— BEGIN Exercise material —

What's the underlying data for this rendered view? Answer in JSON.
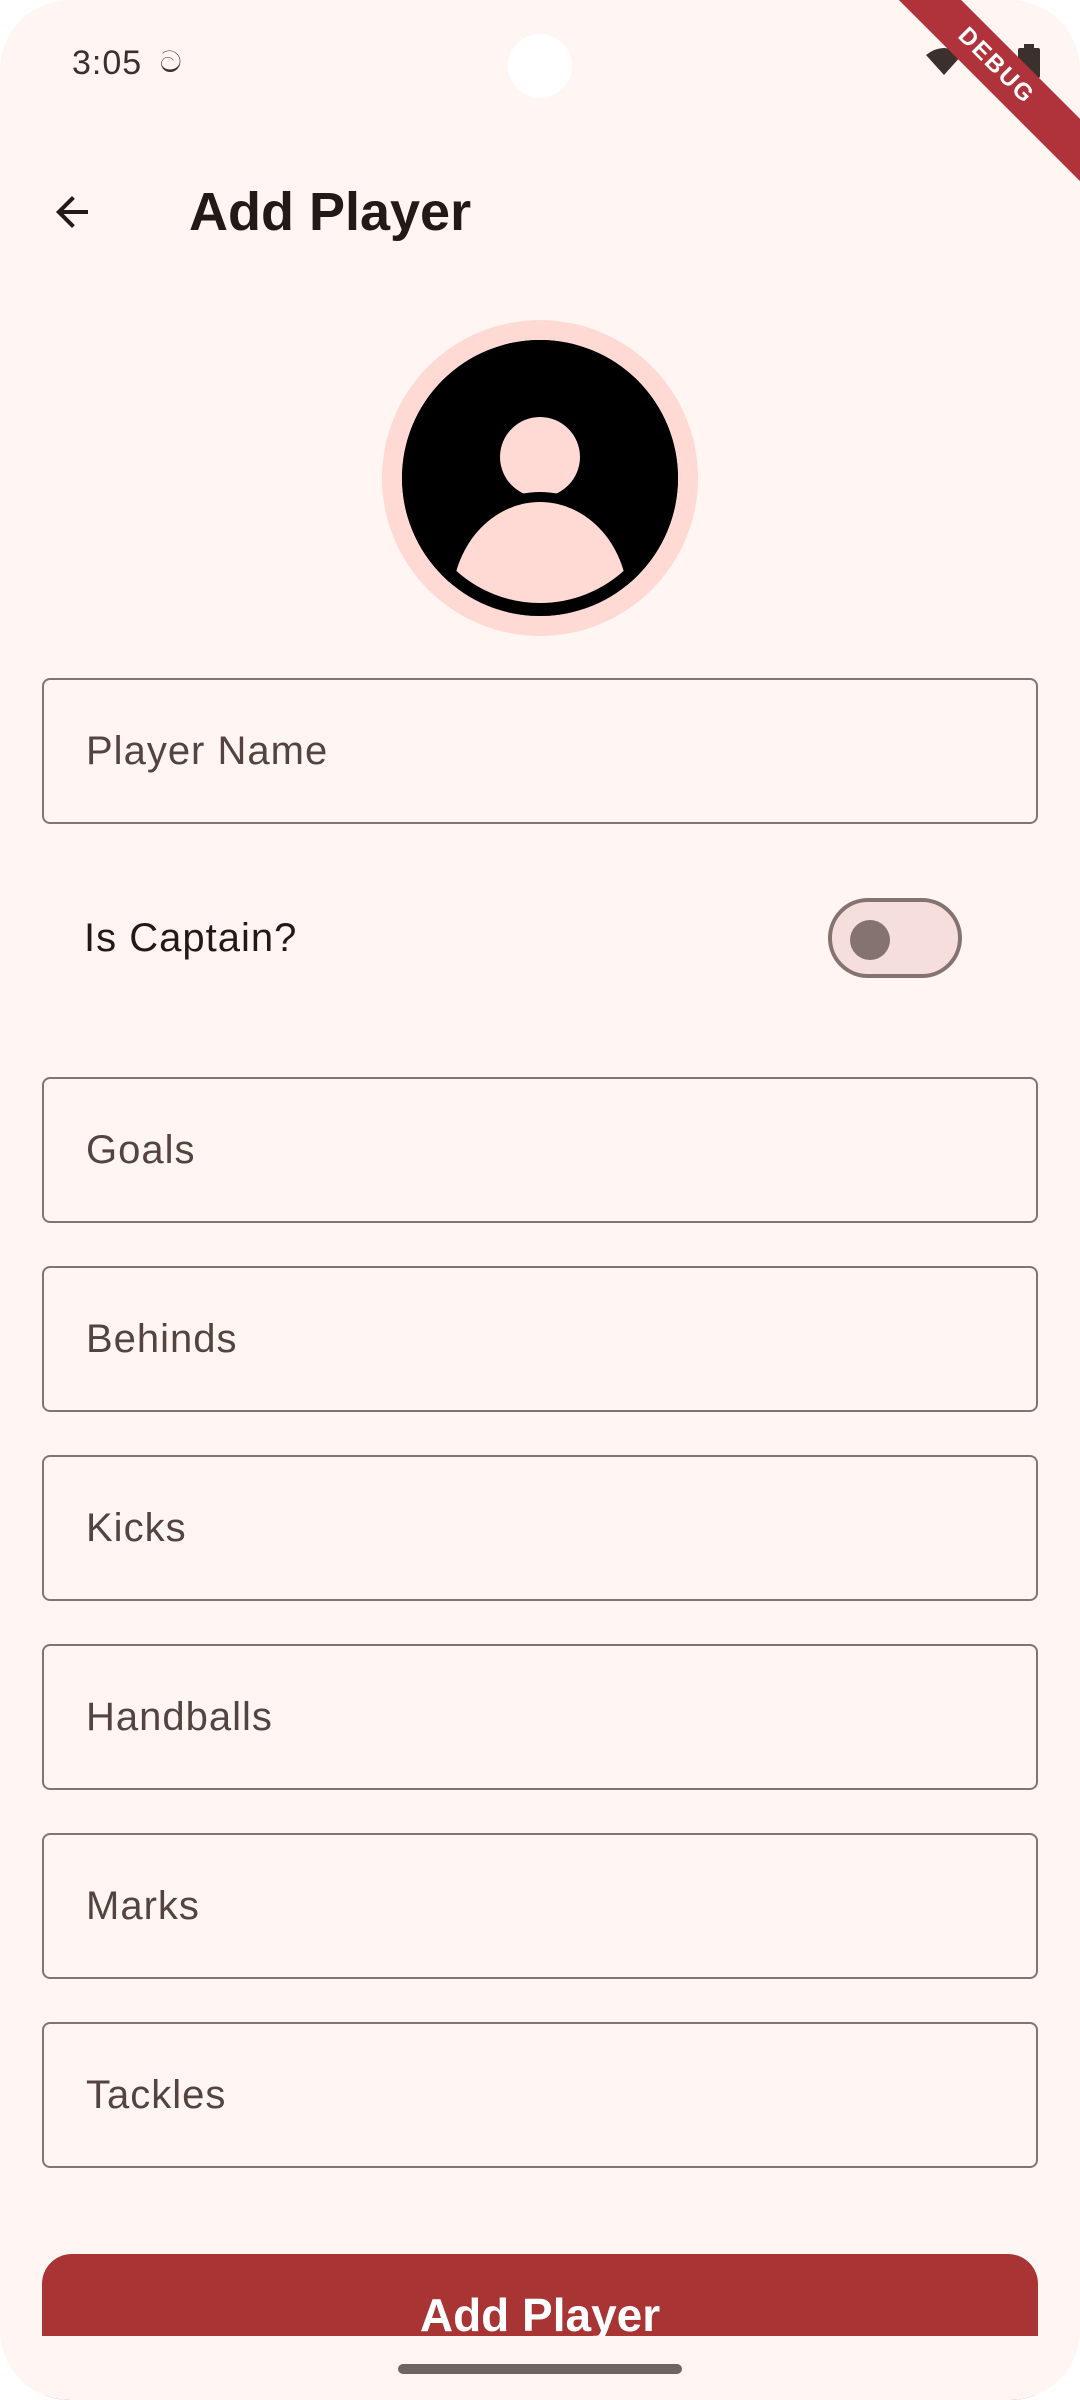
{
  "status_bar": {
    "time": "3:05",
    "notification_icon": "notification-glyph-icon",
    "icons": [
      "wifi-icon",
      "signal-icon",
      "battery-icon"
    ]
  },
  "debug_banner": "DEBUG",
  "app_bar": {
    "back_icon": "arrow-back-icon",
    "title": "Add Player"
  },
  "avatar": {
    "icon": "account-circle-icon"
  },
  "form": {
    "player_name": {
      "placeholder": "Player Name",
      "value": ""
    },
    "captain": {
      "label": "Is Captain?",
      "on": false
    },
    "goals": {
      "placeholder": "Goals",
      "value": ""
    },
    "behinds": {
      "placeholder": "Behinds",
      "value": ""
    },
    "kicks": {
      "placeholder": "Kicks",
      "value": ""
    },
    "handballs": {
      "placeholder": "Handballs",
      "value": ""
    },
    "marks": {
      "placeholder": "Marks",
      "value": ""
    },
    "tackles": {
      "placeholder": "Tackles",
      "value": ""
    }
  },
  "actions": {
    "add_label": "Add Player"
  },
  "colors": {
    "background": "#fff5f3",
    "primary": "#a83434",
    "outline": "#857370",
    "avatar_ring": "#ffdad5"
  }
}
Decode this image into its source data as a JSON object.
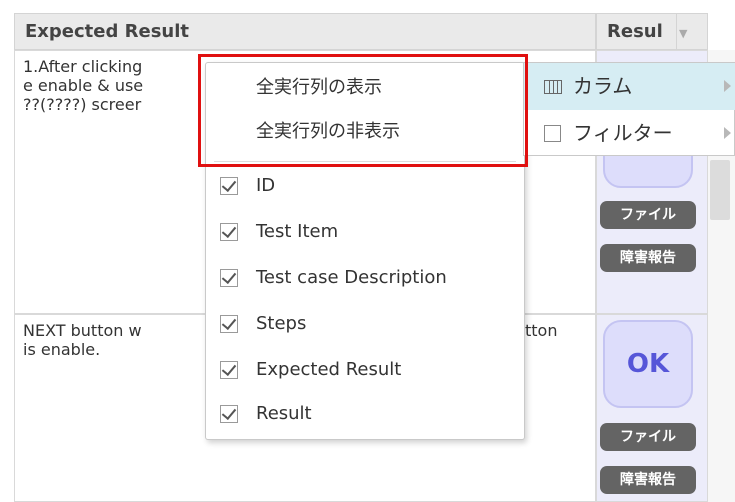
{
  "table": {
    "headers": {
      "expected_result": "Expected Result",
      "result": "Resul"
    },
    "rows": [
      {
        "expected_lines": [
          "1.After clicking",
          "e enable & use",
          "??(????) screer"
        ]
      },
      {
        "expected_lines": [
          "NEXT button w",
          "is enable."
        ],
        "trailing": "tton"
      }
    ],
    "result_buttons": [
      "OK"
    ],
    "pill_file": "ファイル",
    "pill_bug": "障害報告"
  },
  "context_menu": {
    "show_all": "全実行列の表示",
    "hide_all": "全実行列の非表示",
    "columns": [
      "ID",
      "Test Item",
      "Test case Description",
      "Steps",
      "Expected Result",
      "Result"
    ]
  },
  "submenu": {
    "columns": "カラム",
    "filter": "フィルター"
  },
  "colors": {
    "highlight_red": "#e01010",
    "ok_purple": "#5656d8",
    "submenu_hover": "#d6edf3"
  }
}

— END Exercise material —

The pictures should not appear in the copy; every other part of the records above must be returned exactly.

Task answer —
What's the underlying data for this rendered view? Answer in JSON.
{
  "status_bar": {
    "time": "3:05",
    "notification_icon": "notification-glyph-icon",
    "icons": [
      "wifi-icon",
      "signal-icon",
      "battery-icon"
    ]
  },
  "debug_banner": "DEBUG",
  "app_bar": {
    "back_icon": "arrow-back-icon",
    "title": "Add Player"
  },
  "avatar": {
    "icon": "account-circle-icon"
  },
  "form": {
    "player_name": {
      "placeholder": "Player Name",
      "value": ""
    },
    "captain": {
      "label": "Is Captain?",
      "on": false
    },
    "goals": {
      "placeholder": "Goals",
      "value": ""
    },
    "behinds": {
      "placeholder": "Behinds",
      "value": ""
    },
    "kicks": {
      "placeholder": "Kicks",
      "value": ""
    },
    "handballs": {
      "placeholder": "Handballs",
      "value": ""
    },
    "marks": {
      "placeholder": "Marks",
      "value": ""
    },
    "tackles": {
      "placeholder": "Tackles",
      "value": ""
    }
  },
  "actions": {
    "add_label": "Add Player"
  },
  "colors": {
    "background": "#fff5f3",
    "primary": "#a83434",
    "outline": "#857370",
    "avatar_ring": "#ffdad5"
  }
}
Decode this image into its source data as a JSON object.
{
  "table": {
    "headers": {
      "expected_result": "Expected Result",
      "result": "Resul"
    },
    "rows": [
      {
        "expected_lines": [
          "1.After clicking",
          "e enable & use",
          "??(????) screer"
        ]
      },
      {
        "expected_lines": [
          "NEXT button w",
          "is enable."
        ],
        "trailing": "tton"
      }
    ],
    "result_buttons": [
      "OK"
    ],
    "pill_file": "ファイル",
    "pill_bug": "障害報告"
  },
  "context_menu": {
    "show_all": "全実行列の表示",
    "hide_all": "全実行列の非表示",
    "columns": [
      "ID",
      "Test Item",
      "Test case Description",
      "Steps",
      "Expected Result",
      "Result"
    ]
  },
  "submenu": {
    "columns": "カラム",
    "filter": "フィルター"
  },
  "colors": {
    "highlight_red": "#e01010",
    "ok_purple": "#5656d8",
    "submenu_hover": "#d6edf3"
  }
}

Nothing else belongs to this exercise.